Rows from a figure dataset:
::::::

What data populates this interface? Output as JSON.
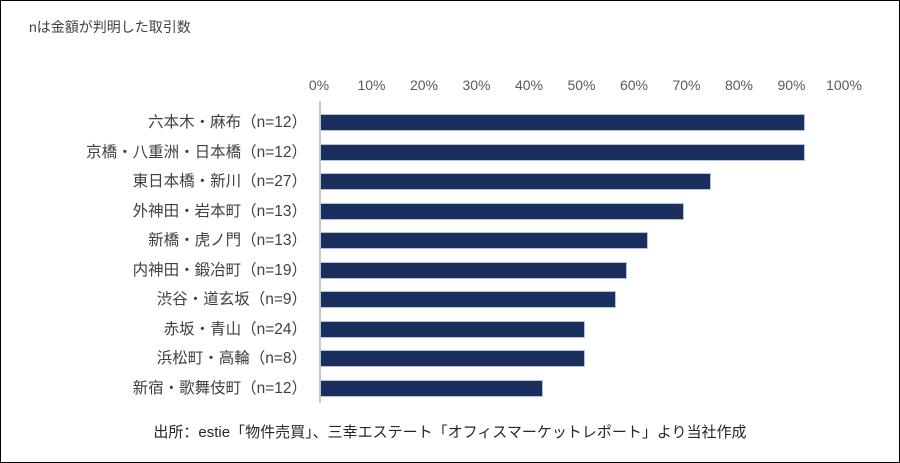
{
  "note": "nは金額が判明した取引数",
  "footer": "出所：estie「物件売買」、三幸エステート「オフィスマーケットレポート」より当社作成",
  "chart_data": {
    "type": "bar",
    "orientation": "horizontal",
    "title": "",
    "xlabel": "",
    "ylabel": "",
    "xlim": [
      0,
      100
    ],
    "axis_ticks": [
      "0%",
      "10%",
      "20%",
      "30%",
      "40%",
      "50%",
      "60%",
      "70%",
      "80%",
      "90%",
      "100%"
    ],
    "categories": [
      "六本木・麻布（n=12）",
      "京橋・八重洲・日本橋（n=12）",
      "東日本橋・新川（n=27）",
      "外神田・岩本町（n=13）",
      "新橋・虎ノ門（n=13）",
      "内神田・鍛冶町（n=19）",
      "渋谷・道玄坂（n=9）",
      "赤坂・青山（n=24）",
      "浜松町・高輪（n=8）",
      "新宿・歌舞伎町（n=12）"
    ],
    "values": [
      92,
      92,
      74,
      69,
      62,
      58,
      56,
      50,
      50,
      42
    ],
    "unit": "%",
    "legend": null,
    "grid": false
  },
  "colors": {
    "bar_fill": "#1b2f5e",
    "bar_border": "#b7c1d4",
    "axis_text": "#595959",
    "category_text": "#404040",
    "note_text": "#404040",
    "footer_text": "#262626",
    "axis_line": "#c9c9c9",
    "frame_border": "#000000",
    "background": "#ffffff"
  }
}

::::::

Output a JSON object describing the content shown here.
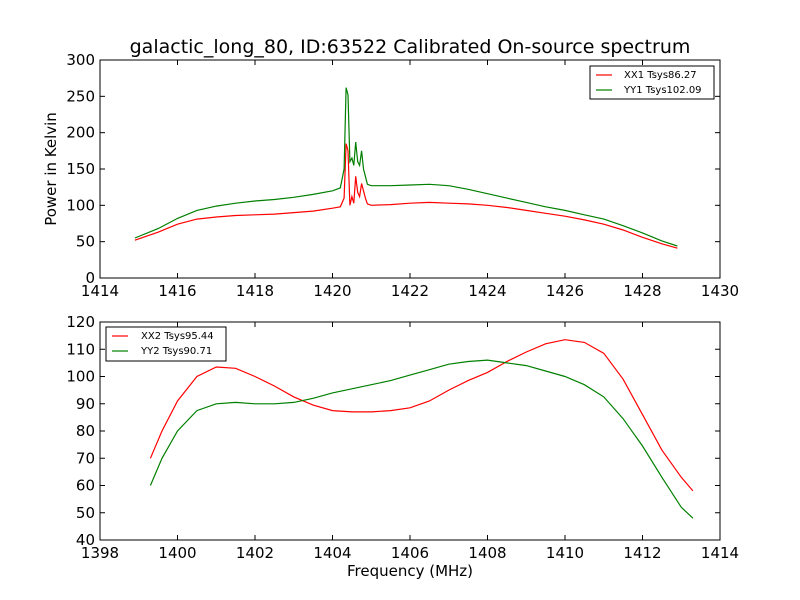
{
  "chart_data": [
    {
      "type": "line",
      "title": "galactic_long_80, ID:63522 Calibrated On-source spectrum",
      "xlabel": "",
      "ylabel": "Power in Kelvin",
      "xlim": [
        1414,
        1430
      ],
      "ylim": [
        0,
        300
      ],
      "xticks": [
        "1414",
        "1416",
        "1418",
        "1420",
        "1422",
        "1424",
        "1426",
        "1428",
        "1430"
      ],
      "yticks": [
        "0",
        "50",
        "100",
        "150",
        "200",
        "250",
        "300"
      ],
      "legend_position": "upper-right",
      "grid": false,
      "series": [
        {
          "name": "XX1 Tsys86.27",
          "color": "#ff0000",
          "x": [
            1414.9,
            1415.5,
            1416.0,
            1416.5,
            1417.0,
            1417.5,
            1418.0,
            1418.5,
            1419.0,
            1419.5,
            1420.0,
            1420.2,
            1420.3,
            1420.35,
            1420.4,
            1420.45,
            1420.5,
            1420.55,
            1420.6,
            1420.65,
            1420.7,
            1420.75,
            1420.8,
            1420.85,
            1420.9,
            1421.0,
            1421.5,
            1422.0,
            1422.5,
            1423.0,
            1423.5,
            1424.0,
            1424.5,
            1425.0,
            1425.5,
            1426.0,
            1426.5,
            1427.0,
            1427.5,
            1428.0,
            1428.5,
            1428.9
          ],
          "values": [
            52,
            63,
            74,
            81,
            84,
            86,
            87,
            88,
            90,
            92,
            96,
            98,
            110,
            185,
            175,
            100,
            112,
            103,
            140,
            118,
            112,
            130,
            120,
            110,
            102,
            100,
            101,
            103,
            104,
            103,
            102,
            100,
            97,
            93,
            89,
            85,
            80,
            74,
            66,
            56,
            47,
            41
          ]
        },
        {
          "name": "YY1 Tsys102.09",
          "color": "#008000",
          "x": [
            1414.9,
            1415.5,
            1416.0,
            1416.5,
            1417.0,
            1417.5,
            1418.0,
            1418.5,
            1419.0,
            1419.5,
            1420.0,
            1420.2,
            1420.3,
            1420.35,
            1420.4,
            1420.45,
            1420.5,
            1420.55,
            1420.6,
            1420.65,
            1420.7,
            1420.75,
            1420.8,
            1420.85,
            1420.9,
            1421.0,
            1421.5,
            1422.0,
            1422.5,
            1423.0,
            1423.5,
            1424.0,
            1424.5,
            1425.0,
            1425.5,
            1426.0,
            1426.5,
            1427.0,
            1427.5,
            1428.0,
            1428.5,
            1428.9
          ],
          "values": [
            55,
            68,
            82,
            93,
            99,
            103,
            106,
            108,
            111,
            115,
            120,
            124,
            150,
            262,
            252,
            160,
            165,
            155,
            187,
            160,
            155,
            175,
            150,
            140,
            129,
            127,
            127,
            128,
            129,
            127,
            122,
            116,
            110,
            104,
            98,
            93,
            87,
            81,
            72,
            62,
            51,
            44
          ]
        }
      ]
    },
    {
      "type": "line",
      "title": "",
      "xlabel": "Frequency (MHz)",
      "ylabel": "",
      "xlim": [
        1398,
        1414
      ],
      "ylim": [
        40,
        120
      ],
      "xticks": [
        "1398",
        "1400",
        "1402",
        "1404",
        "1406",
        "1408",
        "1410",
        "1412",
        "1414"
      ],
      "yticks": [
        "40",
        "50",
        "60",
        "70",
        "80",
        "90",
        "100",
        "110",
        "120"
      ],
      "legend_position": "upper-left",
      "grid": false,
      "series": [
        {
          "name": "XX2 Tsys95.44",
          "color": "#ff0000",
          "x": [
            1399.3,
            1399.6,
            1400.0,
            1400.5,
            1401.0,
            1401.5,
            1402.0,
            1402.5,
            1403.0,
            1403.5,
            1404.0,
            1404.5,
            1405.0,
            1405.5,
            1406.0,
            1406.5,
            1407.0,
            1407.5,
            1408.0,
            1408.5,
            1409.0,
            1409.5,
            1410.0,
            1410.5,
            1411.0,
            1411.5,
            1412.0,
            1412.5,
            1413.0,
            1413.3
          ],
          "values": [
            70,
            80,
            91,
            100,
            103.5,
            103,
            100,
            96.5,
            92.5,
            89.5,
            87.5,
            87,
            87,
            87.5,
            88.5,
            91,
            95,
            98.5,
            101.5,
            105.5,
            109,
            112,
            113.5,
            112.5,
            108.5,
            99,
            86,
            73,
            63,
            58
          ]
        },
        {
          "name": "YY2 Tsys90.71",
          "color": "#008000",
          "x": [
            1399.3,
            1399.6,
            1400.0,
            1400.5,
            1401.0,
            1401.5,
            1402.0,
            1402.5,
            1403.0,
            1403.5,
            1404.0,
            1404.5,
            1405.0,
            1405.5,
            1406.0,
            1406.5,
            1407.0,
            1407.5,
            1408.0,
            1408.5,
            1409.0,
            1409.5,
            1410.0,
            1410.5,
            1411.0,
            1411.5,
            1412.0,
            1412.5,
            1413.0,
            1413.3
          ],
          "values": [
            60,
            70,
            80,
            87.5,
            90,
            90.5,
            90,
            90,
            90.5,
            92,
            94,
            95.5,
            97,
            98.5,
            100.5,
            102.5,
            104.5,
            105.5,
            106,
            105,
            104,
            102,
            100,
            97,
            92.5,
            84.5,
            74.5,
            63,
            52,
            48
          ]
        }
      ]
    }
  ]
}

::::::

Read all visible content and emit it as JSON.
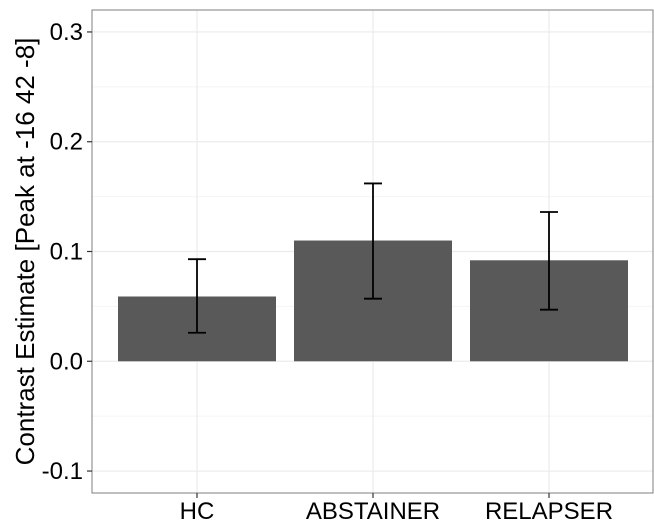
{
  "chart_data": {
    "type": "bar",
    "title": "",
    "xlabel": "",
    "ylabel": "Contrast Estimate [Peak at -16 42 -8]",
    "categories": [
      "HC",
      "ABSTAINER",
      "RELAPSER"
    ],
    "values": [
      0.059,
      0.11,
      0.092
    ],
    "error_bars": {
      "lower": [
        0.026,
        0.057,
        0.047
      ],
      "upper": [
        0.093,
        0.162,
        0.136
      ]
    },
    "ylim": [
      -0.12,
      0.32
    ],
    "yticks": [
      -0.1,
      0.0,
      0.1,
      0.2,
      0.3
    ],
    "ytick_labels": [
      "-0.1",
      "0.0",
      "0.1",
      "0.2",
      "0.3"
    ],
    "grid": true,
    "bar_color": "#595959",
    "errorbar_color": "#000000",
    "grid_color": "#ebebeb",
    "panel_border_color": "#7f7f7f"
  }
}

::::::

From the data above, pick out each line containing "content" and copy it.

Output a JSON object describing the content shown here.
Read all visible content and emit it as JSON.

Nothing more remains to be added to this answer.